Collected data entries:
▬▬▬▬▬▬

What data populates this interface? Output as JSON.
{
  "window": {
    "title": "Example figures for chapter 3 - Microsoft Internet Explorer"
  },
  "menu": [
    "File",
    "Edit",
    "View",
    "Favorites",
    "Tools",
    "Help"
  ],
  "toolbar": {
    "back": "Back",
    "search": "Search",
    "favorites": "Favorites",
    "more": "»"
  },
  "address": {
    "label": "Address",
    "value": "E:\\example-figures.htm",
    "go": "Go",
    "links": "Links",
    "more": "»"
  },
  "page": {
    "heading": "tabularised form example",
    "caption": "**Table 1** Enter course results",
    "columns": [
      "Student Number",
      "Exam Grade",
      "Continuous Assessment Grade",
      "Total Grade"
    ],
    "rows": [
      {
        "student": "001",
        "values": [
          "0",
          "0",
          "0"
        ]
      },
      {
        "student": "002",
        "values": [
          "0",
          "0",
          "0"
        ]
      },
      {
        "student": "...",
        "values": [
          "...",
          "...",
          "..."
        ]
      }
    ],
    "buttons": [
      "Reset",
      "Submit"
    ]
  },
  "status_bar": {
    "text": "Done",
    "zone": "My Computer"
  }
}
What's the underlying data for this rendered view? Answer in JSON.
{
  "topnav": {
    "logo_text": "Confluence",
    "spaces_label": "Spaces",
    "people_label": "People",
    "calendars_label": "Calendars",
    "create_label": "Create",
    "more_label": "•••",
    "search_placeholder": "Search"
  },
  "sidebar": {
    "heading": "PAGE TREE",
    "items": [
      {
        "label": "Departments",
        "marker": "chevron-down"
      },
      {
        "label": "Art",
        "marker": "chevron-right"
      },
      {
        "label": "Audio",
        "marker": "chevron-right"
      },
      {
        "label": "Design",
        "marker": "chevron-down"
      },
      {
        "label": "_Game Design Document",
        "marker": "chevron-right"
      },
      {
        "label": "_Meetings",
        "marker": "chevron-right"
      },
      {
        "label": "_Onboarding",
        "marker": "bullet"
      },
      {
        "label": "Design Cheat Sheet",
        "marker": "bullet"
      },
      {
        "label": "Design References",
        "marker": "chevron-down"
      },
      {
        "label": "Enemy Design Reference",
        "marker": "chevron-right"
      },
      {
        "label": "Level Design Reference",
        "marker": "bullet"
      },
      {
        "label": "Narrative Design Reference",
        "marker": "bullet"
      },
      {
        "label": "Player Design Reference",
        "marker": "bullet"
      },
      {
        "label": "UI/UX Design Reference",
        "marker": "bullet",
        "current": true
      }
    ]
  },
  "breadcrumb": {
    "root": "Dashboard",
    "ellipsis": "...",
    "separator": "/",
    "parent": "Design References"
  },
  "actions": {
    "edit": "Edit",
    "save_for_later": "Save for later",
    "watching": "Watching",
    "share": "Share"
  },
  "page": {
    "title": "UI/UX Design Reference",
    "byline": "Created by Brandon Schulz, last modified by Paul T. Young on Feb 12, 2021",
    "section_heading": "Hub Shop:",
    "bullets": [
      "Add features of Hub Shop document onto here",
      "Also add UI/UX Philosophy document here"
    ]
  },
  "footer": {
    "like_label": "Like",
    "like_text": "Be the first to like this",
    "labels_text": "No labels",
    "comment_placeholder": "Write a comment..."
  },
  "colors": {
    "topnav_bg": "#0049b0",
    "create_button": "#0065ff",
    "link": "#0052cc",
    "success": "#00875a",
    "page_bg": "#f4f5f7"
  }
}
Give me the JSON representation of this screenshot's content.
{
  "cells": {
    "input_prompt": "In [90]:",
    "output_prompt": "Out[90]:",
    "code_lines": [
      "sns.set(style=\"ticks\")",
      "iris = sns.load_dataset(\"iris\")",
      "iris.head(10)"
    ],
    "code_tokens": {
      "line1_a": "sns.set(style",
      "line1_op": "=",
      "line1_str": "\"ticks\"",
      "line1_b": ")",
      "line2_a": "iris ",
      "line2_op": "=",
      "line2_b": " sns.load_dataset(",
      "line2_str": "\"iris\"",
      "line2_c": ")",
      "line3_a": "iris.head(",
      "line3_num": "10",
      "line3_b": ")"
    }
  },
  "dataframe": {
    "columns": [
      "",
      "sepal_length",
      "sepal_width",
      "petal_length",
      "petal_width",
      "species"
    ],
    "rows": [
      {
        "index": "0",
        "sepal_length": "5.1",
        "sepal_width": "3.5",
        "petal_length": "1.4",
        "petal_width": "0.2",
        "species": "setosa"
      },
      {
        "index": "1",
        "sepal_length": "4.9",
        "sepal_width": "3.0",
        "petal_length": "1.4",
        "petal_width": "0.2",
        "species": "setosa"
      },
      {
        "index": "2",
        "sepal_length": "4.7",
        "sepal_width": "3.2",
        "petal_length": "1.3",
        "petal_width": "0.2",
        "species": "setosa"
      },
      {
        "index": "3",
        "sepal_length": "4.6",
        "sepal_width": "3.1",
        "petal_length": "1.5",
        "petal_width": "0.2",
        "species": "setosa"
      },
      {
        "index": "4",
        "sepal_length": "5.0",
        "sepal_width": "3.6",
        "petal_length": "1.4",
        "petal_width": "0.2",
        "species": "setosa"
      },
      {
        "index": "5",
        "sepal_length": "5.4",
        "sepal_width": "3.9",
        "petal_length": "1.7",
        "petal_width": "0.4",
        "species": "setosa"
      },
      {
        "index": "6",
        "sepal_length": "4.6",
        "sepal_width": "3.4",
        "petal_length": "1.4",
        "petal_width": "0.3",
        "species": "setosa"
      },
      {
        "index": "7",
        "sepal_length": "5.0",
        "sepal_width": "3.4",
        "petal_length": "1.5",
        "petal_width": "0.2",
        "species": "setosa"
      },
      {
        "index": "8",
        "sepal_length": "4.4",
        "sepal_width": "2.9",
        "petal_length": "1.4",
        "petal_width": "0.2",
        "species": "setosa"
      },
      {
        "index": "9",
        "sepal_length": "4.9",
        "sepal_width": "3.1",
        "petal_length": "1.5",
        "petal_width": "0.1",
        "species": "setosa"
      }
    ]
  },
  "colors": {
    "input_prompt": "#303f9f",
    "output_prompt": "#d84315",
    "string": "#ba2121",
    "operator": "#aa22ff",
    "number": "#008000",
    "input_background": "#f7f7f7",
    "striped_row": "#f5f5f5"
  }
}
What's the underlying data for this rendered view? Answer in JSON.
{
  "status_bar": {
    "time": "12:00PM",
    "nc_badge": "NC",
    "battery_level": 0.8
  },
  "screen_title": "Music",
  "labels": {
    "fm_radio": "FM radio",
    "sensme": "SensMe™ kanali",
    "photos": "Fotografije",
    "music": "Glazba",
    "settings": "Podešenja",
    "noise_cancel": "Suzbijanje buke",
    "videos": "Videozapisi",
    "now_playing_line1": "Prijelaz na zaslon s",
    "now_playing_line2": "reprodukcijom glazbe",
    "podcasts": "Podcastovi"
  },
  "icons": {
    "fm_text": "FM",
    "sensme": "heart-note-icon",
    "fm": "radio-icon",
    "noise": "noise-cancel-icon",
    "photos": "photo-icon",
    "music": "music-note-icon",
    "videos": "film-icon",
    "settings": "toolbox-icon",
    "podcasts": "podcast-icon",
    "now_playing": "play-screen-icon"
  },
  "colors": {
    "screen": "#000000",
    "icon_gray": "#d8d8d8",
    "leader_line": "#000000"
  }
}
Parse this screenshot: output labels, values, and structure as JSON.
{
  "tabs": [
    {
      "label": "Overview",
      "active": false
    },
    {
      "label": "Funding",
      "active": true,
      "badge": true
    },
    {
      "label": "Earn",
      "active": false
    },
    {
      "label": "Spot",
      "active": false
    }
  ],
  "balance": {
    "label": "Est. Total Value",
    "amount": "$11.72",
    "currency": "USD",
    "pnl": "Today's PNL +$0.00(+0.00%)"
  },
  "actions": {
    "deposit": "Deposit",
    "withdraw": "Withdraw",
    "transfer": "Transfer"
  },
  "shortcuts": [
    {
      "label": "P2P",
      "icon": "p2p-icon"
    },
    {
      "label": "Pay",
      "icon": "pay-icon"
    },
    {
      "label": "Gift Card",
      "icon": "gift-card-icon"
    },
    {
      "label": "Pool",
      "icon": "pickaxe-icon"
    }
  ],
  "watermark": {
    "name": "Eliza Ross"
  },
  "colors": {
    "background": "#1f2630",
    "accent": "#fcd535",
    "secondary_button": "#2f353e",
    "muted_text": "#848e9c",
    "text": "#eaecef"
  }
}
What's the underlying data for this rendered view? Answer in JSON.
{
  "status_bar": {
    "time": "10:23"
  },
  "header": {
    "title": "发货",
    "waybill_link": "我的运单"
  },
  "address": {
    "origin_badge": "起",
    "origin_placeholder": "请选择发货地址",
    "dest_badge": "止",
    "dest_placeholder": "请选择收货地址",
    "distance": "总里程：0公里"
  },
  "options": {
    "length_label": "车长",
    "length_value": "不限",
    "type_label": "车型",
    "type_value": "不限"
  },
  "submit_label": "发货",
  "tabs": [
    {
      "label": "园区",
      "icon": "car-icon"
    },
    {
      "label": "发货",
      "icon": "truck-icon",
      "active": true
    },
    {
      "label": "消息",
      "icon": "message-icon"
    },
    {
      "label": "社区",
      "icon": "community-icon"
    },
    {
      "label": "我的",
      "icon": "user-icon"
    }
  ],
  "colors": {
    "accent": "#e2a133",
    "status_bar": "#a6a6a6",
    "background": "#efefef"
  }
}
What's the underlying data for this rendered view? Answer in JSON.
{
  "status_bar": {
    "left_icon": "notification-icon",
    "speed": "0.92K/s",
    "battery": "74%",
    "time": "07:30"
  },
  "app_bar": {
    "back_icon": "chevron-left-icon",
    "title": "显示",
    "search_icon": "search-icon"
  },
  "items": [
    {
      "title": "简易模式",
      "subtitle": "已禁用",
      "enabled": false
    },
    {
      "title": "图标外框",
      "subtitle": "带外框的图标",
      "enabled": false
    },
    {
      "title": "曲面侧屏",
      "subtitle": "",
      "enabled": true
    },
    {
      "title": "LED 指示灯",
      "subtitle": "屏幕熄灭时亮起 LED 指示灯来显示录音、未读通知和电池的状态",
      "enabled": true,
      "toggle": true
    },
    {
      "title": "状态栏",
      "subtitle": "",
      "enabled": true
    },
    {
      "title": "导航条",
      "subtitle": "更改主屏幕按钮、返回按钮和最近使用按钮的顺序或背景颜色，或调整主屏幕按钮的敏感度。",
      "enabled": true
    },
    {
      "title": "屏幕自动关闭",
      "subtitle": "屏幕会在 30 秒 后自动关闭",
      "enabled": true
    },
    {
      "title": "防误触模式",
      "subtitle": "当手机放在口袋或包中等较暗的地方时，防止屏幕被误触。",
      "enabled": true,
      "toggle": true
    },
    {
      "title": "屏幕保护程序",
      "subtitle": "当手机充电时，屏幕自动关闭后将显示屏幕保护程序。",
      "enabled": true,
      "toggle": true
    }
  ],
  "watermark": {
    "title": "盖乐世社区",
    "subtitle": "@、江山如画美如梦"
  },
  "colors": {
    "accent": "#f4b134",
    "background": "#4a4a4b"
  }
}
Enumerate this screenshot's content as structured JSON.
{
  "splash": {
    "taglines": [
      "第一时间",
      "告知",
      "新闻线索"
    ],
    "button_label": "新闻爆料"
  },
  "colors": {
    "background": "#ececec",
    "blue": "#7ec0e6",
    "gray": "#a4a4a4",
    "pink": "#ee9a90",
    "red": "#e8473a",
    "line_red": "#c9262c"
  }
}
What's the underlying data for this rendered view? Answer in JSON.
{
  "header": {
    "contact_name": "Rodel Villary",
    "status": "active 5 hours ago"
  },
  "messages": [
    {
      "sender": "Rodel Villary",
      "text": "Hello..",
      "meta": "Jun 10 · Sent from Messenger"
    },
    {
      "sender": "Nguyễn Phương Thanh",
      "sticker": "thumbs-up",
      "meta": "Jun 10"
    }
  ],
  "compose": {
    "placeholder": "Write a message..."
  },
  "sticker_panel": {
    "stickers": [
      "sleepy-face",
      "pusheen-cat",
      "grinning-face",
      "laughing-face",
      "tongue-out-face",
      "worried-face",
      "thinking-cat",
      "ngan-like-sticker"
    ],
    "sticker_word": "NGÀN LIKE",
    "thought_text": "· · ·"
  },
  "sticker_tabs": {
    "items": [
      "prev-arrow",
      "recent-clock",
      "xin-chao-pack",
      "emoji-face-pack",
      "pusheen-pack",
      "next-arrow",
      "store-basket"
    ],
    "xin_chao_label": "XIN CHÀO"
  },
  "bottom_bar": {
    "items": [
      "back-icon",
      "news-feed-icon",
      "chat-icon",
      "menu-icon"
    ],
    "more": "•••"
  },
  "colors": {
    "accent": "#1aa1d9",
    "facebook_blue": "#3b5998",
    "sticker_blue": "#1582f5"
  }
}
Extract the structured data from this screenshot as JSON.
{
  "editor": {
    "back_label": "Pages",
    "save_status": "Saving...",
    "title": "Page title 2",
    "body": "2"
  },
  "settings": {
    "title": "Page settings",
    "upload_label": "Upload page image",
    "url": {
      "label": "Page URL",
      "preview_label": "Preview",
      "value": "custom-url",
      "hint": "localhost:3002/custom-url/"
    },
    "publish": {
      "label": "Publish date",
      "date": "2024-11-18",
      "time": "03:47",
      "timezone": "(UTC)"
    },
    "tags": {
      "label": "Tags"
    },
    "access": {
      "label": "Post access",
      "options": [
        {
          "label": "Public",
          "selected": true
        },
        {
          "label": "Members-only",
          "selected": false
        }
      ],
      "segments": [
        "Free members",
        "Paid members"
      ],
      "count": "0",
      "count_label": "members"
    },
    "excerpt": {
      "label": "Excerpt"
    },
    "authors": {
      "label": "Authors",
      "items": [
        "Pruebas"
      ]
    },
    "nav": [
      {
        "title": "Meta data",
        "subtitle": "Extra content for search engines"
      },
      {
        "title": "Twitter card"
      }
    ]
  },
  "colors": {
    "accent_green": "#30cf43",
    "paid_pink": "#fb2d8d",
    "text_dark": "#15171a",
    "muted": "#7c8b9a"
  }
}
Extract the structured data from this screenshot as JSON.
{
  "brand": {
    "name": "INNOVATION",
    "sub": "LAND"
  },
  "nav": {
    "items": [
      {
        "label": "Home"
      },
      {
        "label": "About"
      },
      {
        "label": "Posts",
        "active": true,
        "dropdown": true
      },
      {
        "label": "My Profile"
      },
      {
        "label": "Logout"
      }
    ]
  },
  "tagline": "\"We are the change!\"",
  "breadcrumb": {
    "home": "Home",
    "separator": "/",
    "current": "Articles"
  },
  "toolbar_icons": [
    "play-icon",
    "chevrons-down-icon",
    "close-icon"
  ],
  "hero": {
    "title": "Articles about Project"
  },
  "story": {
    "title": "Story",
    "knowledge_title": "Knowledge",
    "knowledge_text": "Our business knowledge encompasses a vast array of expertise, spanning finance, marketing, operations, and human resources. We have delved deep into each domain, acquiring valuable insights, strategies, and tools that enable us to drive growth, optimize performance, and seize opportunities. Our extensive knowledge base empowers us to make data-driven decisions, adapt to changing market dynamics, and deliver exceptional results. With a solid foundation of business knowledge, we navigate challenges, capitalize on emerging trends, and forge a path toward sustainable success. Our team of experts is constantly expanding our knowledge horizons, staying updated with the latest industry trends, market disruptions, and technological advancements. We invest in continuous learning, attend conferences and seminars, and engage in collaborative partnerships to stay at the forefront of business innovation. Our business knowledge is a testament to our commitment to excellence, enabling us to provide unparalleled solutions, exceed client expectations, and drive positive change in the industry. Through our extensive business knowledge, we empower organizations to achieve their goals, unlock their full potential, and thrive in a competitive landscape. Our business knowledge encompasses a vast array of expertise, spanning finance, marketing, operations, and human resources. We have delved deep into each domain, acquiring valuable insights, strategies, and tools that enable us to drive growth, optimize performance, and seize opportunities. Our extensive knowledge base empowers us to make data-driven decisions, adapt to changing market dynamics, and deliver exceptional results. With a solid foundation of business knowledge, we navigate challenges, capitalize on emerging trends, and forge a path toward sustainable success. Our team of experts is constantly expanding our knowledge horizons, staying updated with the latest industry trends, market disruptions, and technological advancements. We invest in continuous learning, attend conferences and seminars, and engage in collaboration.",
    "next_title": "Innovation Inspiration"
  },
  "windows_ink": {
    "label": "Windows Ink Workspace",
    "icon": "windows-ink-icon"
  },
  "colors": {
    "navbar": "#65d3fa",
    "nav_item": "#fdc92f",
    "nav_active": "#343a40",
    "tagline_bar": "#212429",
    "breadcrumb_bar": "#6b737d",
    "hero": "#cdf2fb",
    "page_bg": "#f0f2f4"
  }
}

▬▬▬▬▬▬

Task instructions: Scan the material above for the string "index" and return the lines that hold it.

Full solution:
        "index": "0",
        "index": "1",
        "index": "2",
        "index": "3",
        "index": "4",
        "index": "5",
        "index": "6",
        "index": "7",
        "index": "8",
        "index": "9",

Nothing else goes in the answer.